**Short exercise**
Go through the data below. Pull out every line that has the word "title".
··· Extracted entries
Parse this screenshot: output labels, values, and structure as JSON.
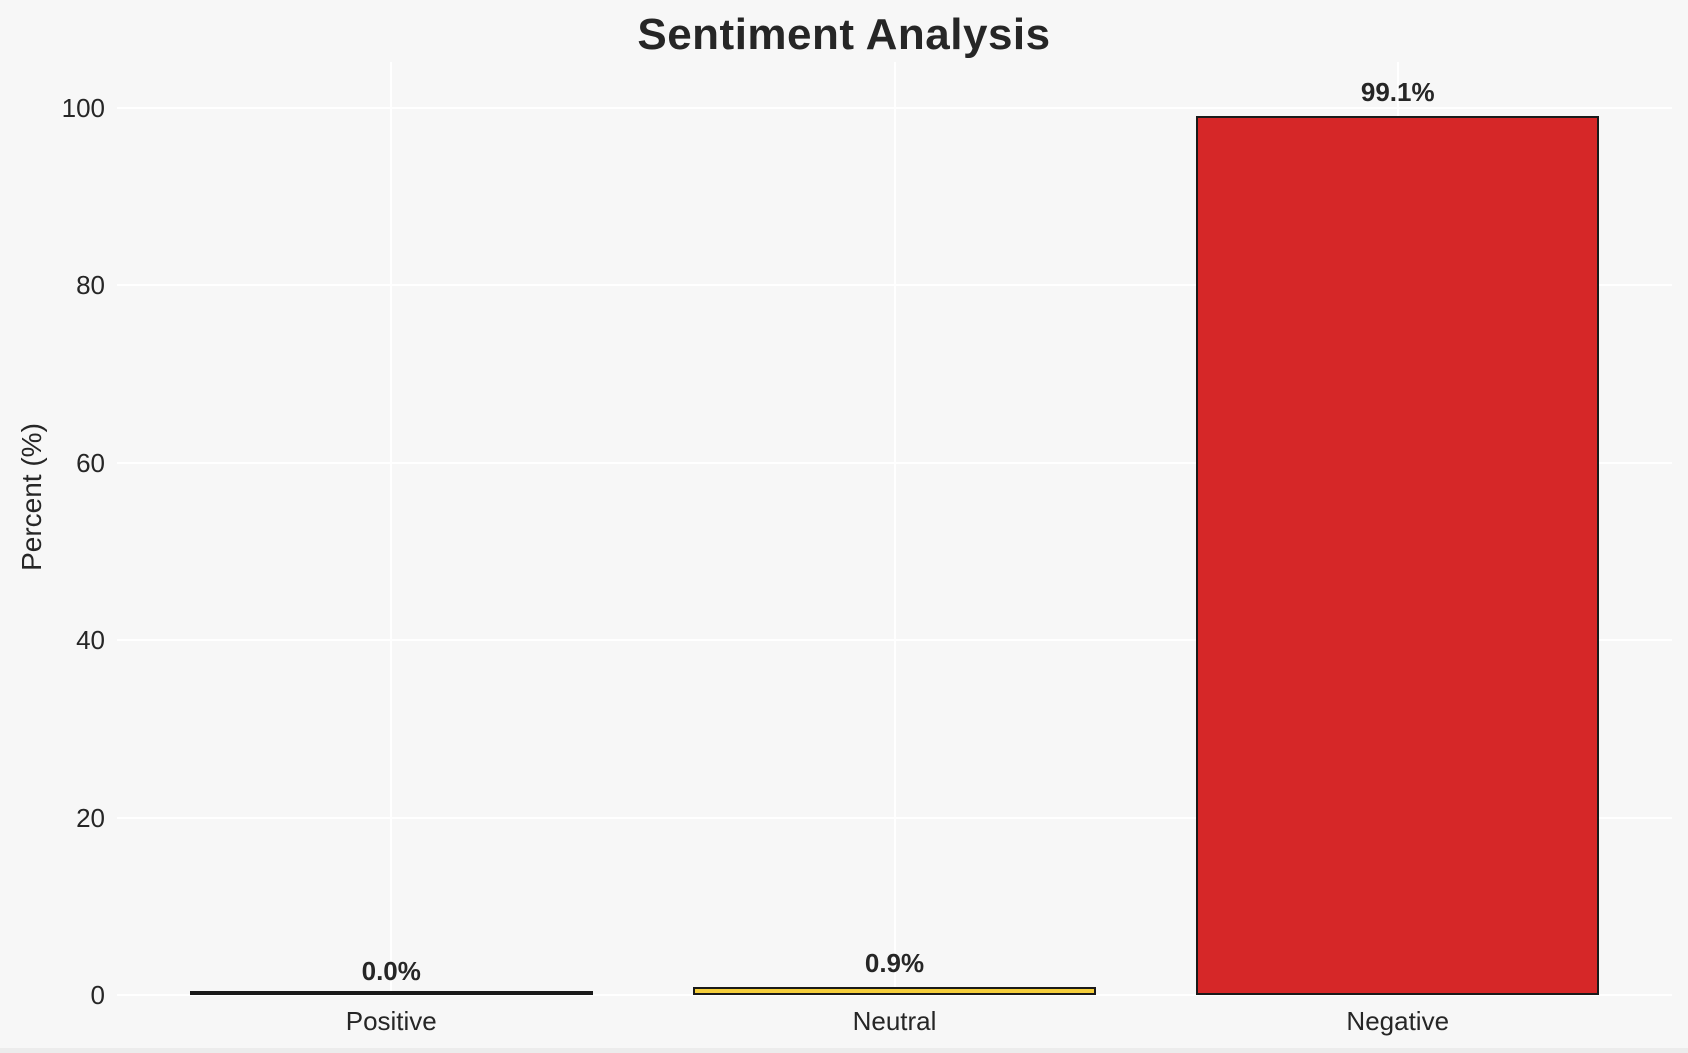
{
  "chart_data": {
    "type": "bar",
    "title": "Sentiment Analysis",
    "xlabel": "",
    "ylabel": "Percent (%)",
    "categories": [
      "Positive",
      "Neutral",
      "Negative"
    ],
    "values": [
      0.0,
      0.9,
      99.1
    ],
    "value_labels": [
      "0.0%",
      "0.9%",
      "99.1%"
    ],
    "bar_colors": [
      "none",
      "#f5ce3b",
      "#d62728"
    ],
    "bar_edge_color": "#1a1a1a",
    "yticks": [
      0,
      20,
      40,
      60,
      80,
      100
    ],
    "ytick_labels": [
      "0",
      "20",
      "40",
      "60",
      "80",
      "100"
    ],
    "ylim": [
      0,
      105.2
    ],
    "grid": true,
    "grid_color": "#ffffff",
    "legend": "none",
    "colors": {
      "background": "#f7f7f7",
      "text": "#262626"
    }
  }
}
······
··· Extracted entries
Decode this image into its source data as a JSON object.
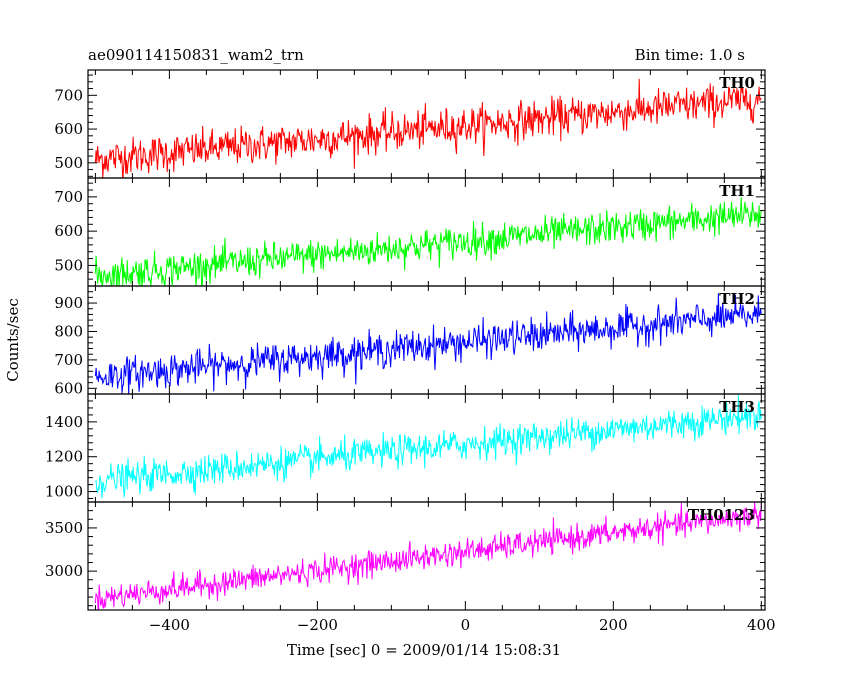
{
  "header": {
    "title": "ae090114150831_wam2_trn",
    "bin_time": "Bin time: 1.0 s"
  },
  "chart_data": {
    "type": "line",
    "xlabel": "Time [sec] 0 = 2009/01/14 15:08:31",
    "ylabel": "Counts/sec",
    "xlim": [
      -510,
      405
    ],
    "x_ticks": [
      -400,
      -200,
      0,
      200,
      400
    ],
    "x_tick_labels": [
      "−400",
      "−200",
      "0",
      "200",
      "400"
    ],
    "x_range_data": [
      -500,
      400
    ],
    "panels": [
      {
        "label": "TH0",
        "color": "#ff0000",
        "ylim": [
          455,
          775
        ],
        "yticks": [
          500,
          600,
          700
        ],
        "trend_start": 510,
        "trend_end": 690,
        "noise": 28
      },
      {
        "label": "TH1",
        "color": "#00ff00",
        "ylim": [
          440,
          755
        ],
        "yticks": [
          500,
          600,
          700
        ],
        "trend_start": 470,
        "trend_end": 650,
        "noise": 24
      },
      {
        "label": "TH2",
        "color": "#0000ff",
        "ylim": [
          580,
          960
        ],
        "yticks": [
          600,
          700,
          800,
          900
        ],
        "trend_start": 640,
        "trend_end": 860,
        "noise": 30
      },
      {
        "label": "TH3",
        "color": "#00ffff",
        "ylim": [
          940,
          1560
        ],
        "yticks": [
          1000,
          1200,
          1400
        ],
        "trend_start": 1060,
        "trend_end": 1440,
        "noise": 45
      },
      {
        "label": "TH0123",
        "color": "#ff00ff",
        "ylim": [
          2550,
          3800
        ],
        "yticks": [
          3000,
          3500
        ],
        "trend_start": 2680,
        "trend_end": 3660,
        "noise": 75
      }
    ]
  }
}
······
··· Extracted entries
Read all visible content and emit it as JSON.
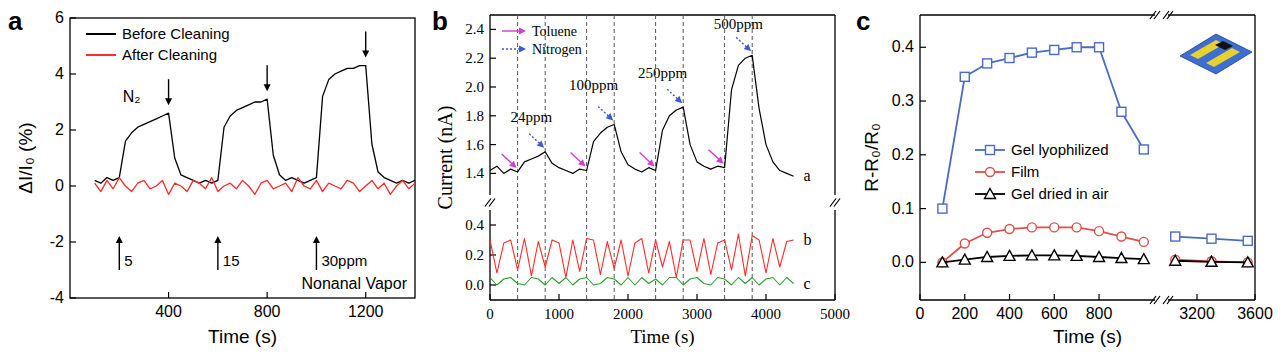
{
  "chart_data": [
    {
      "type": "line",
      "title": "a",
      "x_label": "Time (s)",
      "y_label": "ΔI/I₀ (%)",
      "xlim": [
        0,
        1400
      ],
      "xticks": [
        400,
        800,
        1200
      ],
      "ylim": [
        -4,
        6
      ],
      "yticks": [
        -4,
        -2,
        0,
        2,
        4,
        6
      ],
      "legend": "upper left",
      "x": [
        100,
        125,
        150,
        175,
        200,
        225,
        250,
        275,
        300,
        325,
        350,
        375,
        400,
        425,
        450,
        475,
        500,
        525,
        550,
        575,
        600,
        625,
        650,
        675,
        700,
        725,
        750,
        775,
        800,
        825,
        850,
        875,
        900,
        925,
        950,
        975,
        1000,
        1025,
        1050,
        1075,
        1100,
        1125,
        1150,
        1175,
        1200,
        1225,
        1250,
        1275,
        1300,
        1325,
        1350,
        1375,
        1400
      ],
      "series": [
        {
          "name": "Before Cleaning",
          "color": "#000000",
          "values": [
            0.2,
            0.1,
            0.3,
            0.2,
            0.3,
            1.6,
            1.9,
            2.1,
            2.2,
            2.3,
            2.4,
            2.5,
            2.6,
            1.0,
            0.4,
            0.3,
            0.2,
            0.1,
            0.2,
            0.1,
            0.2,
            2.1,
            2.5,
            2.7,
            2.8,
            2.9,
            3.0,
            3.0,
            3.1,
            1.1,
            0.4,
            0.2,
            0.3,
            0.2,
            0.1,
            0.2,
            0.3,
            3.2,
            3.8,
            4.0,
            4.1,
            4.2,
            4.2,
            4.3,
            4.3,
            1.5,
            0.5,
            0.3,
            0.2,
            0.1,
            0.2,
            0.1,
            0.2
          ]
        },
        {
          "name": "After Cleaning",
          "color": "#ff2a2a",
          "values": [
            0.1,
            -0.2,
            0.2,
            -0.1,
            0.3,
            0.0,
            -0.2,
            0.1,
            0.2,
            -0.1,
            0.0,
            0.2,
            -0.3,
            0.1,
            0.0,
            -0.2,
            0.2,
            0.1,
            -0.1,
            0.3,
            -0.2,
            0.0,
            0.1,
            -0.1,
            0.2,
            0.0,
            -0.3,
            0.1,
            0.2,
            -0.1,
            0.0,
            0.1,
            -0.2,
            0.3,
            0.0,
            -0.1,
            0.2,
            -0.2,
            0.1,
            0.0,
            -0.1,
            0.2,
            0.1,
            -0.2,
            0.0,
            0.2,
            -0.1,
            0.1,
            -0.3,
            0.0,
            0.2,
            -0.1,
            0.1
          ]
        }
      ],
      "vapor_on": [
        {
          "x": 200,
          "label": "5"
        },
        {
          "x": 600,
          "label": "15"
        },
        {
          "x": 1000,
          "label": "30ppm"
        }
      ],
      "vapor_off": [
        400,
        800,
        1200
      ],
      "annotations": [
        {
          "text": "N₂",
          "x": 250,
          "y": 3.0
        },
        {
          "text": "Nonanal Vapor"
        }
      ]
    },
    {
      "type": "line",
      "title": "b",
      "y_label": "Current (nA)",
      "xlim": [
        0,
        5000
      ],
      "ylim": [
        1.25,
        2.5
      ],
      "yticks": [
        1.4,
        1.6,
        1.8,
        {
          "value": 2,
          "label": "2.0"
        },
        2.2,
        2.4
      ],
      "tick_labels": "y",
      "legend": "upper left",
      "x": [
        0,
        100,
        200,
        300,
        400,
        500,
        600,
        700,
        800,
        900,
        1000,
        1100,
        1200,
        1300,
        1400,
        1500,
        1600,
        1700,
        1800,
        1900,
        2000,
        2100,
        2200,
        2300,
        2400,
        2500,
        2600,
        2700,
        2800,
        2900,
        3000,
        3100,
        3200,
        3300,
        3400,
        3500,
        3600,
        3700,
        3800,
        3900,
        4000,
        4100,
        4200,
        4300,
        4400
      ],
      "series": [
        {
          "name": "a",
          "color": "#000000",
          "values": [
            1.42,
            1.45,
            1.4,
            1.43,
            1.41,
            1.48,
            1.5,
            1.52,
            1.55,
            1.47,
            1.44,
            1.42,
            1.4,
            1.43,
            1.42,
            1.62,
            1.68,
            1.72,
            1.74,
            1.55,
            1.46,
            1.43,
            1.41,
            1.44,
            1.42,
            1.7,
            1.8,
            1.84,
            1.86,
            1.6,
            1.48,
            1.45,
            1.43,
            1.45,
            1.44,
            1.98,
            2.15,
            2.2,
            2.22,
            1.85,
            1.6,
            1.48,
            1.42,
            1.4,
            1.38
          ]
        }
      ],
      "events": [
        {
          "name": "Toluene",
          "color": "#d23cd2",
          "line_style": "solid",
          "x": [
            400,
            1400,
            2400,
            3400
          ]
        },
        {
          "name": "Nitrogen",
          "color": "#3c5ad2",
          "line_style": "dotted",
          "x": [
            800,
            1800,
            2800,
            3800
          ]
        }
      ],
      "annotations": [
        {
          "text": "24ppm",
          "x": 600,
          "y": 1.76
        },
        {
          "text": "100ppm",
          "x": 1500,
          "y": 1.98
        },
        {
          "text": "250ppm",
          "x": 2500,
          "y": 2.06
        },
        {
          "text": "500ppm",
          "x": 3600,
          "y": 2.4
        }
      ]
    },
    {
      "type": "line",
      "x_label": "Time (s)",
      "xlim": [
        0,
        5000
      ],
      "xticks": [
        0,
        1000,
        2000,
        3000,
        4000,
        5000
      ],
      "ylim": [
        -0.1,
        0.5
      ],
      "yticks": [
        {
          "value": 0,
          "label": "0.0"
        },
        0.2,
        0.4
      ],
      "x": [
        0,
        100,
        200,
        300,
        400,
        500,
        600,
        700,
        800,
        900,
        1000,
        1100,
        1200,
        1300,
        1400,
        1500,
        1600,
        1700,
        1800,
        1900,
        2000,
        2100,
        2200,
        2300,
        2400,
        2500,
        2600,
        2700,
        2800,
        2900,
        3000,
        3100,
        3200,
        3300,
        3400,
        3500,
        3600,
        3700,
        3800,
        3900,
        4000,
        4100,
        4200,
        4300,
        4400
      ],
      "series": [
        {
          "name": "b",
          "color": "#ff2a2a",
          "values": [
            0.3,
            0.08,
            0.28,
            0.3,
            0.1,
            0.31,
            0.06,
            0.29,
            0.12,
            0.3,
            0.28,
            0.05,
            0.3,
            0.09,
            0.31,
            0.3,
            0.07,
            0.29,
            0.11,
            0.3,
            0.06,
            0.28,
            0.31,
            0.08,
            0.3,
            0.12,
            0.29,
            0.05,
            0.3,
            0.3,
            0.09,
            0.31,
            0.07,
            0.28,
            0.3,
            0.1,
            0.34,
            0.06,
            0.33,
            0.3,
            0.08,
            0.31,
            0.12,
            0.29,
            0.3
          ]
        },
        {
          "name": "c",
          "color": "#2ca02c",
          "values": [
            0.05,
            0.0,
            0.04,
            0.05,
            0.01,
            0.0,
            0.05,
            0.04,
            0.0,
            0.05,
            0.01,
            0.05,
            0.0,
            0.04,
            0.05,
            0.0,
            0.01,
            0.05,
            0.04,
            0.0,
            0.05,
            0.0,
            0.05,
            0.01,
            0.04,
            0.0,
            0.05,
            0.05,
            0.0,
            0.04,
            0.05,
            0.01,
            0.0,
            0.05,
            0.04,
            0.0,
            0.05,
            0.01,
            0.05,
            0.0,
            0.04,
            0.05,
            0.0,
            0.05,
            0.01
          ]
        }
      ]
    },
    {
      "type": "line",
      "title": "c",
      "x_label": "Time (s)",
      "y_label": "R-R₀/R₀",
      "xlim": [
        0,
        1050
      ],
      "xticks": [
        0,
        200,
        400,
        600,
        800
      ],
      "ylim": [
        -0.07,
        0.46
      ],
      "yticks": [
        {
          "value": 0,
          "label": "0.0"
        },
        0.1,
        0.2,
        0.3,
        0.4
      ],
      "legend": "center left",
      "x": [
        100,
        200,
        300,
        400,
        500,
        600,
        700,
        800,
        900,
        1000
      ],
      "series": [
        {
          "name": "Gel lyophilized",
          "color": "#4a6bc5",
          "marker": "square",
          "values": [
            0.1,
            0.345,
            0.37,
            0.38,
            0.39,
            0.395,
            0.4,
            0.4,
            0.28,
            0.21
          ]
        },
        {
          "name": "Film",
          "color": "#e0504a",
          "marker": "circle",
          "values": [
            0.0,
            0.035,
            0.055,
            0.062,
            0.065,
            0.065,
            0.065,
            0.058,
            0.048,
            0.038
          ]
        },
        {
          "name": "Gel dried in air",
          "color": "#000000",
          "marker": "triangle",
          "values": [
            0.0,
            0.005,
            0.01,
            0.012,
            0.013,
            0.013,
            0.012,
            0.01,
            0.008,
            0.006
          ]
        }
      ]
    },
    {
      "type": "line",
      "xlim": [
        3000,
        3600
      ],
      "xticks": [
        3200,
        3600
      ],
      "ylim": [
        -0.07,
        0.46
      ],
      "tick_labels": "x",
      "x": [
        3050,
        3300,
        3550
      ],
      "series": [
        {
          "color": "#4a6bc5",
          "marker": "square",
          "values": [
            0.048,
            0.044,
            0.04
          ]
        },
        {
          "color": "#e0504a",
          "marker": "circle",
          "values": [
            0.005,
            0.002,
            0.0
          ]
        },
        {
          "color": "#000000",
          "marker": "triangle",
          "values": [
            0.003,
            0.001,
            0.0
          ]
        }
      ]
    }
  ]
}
······
**Written answer**
    "title": "Sentiment Analysis",
    "title": "ae090114150831_wam2_trn",
      "title": "a",
      "title": "b",
      "title": "c",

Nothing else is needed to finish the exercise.